Records from a dataset
········
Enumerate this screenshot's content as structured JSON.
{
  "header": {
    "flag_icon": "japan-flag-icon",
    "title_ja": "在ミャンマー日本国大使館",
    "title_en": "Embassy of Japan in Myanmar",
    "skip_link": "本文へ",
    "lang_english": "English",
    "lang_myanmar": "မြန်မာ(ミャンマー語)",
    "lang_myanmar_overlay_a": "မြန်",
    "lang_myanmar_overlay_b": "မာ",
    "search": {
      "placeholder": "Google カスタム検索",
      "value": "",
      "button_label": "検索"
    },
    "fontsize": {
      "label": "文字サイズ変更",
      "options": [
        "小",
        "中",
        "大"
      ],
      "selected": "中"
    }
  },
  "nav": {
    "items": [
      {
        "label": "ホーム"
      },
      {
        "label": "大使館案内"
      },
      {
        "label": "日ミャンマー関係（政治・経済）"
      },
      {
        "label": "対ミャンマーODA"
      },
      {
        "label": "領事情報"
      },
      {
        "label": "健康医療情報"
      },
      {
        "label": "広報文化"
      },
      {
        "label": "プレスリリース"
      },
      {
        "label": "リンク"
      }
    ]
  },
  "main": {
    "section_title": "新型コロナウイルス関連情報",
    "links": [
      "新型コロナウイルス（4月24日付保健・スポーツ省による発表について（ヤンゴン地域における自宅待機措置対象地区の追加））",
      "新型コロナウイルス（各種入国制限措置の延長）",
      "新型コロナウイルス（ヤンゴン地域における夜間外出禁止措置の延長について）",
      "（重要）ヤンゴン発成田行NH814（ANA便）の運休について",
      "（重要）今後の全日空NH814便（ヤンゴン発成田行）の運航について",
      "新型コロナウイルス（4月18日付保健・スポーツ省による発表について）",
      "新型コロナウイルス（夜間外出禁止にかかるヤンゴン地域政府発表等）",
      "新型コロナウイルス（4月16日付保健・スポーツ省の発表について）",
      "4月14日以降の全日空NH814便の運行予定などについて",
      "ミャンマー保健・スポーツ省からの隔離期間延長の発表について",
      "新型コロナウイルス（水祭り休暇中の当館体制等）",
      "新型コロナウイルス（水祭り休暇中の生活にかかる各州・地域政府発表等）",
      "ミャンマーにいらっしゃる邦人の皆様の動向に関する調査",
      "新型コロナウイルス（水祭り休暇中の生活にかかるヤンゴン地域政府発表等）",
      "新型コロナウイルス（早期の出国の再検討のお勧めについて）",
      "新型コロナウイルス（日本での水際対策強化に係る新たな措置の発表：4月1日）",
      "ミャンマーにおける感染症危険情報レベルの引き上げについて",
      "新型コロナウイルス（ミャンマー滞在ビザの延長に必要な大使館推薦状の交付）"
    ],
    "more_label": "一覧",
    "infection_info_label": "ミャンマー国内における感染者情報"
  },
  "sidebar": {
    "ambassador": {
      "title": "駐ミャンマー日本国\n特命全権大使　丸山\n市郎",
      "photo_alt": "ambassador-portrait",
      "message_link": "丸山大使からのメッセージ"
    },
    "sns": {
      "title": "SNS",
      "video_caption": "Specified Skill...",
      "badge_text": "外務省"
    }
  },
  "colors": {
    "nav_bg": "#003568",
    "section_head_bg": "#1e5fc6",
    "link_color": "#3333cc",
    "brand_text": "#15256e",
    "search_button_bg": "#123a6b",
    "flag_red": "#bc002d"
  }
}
········
▶ **OBJECTIVE**: Copy down the whole of the data above, matching it exactly.

▶ **COMPLETE ANSWER**:
Enumerate this screenshot's content as structured JSON.
{
  "header": {
    "flag_icon": "japan-flag-icon",
    "title_ja": "在ミャンマー日本国大使館",
    "title_en": "Embassy of Japan in Myanmar",
    "skip_link": "本文へ",
    "lang_english": "English",
    "lang_myanmar": "မြန်မာ(ミャンマー語)",
    "lang_myanmar_overlay_a": "မြန်",
    "lang_myanmar_overlay_b": "မာ",
    "search": {
      "placeholder": "Google カスタム検索",
      "value": "",
      "button_label": "検索"
    },
    "fontsize": {
      "label": "文字サイズ変更",
      "options": [
        "小",
        "中",
        "大"
      ],
      "selected": "中"
    }
  },
  "nav": {
    "items": [
      {
        "label": "ホーム"
      },
      {
        "label": "大使館案内"
      },
      {
        "label": "日ミャンマー関係（政治・経済）"
      },
      {
        "label": "対ミャンマーODA"
      },
      {
        "label": "領事情報"
      },
      {
        "label": "健康医療情報"
      },
      {
        "label": "広報文化"
      },
      {
        "label": "プレスリリース"
      },
      {
        "label": "リンク"
      }
    ]
  },
  "main": {
    "section_title": "新型コロナウイルス関連情報",
    "links": [
      "新型コロナウイルス（4月24日付保健・スポーツ省による発表について（ヤンゴン地域における自宅待機措置対象地区の追加））",
      "新型コロナウイルス（各種入国制限措置の延長）",
      "新型コロナウイルス（ヤンゴン地域における夜間外出禁止措置の延長について）",
      "（重要）ヤンゴン発成田行NH814（ANA便）の運休について",
      "（重要）今後の全日空NH814便（ヤンゴン発成田行）の運航について",
      "新型コロナウイルス（4月18日付保健・スポーツ省による発表について）",
      "新型コロナウイルス（夜間外出禁止にかかるヤンゴン地域政府発表等）",
      "新型コロナウイルス（4月16日付保健・スポーツ省の発表について）",
      "4月14日以降の全日空NH814便の運行予定などについて",
      "ミャンマー保健・スポーツ省からの隔離期間延長の発表について",
      "新型コロナウイルス（水祭り休暇中の当館体制等）",
      "新型コロナウイルス（水祭り休暇中の生活にかかる各州・地域政府発表等）",
      "ミャンマーにいらっしゃる邦人の皆様の動向に関する調査",
      "新型コロナウイルス（水祭り休暇中の生活にかかるヤンゴン地域政府発表等）",
      "新型コロナウイルス（早期の出国の再検討のお勧めについて）",
      "新型コロナウイルス（日本での水際対策強化に係る新たな措置の発表：4月1日）",
      "ミャンマーにおける感染症危険情報レベルの引き上げについて",
      "新型コロナウイルス（ミャンマー滞在ビザの延長に必要な大使館推薦状の交付）"
    ],
    "more_label": "一覧",
    "infection_info_label": "ミャンマー国内における感染者情報"
  },
  "sidebar": {
    "ambassador": {
      "title": "駐ミャンマー日本国\n特命全権大使　丸山\n市郎",
      "photo_alt": "ambassador-portrait",
      "message_link": "丸山大使からのメッセージ"
    },
    "sns": {
      "title": "SNS",
      "video_caption": "Specified Skill...",
      "badge_text": "外務省"
    }
  },
  "colors": {
    "nav_bg": "#003568",
    "section_head_bg": "#1e5fc6",
    "link_color": "#3333cc",
    "brand_text": "#15256e",
    "search_button_bg": "#123a6b",
    "flag_red": "#bc002d"
  }
}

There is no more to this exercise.